## BEGIN Supplied material
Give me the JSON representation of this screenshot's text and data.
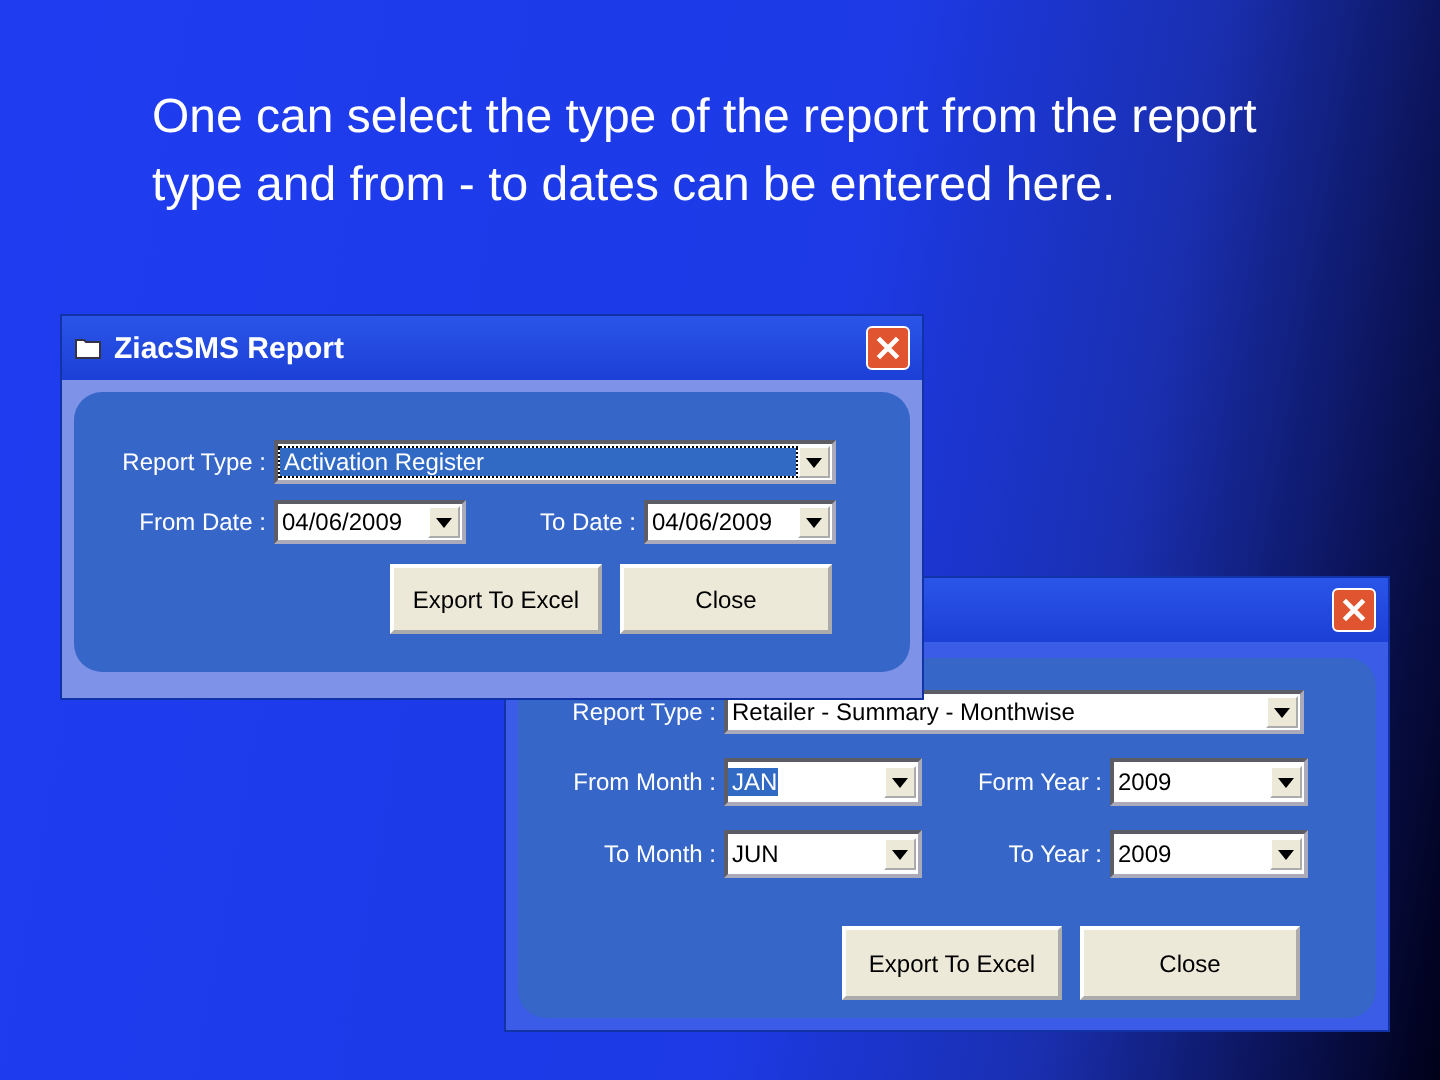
{
  "caption": "One can select the type of the report from the report type and from - to dates can be entered here.",
  "windows": [
    {
      "title": "ZiacSMS Report",
      "rows": [
        [
          {
            "label": "Report Type :",
            "value": "Activation Register",
            "focused": true,
            "highlighted": false
          }
        ],
        [
          {
            "label": "From Date :",
            "value": "04/06/2009",
            "focused": false,
            "highlighted": false
          },
          {
            "label": "To Date :",
            "value": "04/06/2009",
            "focused": false,
            "highlighted": false
          }
        ]
      ],
      "buttons": [
        "Export To Excel",
        "Close"
      ]
    },
    {
      "rows": [
        [
          {
            "label": "Report Type :",
            "value": "Retailer - Summary - Monthwise",
            "focused": false,
            "highlighted": false
          }
        ],
        [
          {
            "label": "From Month :",
            "value": "JAN",
            "focused": false,
            "highlighted": true
          },
          {
            "label": "Form Year :",
            "value": "2009",
            "focused": false,
            "highlighted": false
          }
        ],
        [
          {
            "label": "To Month :",
            "value": "JUN",
            "focused": false,
            "highlighted": false
          },
          {
            "label": "To Year :",
            "value": "2009",
            "focused": false,
            "highlighted": false
          }
        ]
      ],
      "buttons": [
        "Export To Excel",
        "Close"
      ]
    }
  ]
}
## END Supplied material
What is required:
Write the records above out again exactly, with no pictures in your copy.

Worked solution:
Give me the JSON representation of this screenshot's text and data.
{
  "caption": "One can select the type of the report from the report type and from - to dates can be entered here.",
  "windows": [
    {
      "title": "ZiacSMS Report",
      "rows": [
        [
          {
            "label": "Report Type :",
            "value": "Activation Register",
            "focused": true,
            "highlighted": false
          }
        ],
        [
          {
            "label": "From Date :",
            "value": "04/06/2009",
            "focused": false,
            "highlighted": false
          },
          {
            "label": "To Date :",
            "value": "04/06/2009",
            "focused": false,
            "highlighted": false
          }
        ]
      ],
      "buttons": [
        "Export To Excel",
        "Close"
      ]
    },
    {
      "rows": [
        [
          {
            "label": "Report Type :",
            "value": "Retailer - Summary - Monthwise",
            "focused": false,
            "highlighted": false
          }
        ],
        [
          {
            "label": "From Month :",
            "value": "JAN",
            "focused": false,
            "highlighted": true
          },
          {
            "label": "Form Year :",
            "value": "2009",
            "focused": false,
            "highlighted": false
          }
        ],
        [
          {
            "label": "To Month :",
            "value": "JUN",
            "focused": false,
            "highlighted": false
          },
          {
            "label": "To Year :",
            "value": "2009",
            "focused": false,
            "highlighted": false
          }
        ]
      ],
      "buttons": [
        "Export To Excel",
        "Close"
      ]
    }
  ]
}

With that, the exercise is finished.